Dataset excerpt
════

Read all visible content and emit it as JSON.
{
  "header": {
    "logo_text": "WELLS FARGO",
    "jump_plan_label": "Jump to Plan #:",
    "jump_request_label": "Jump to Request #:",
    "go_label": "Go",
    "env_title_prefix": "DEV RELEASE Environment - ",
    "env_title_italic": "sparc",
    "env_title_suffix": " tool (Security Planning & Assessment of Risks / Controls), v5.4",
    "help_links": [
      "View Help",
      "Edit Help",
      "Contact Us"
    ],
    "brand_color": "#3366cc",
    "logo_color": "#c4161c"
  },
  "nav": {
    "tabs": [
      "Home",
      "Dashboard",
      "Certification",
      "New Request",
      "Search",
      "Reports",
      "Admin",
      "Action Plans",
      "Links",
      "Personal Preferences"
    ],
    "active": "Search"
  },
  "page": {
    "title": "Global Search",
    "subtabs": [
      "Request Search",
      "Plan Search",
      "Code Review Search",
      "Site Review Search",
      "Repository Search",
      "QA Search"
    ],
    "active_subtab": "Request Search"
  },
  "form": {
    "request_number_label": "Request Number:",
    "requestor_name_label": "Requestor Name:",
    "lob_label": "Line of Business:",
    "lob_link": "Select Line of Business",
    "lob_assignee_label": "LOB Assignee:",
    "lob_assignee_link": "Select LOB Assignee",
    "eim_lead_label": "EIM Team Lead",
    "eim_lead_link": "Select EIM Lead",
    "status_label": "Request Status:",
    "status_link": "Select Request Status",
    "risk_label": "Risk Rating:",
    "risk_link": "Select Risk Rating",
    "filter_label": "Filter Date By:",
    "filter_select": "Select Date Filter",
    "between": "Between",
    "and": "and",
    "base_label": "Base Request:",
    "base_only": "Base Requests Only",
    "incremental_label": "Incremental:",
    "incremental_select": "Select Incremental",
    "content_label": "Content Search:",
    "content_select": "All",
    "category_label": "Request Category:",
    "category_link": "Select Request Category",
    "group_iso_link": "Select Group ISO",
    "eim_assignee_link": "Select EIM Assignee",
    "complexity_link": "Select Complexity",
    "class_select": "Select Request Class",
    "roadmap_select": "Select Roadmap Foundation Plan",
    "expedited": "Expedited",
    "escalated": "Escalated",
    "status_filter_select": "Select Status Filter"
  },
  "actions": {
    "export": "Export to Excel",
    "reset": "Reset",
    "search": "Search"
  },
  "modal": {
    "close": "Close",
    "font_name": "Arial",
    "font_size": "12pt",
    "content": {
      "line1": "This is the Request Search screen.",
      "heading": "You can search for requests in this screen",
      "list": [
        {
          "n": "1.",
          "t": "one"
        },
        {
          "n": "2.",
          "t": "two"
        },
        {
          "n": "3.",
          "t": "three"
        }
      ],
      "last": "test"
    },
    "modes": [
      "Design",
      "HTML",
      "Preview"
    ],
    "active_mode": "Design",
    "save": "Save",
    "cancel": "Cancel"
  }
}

════

• **Given exercise**
Within the entries above, how many lines contain "screen"? Respond with the number only.

• **Solved problem**
2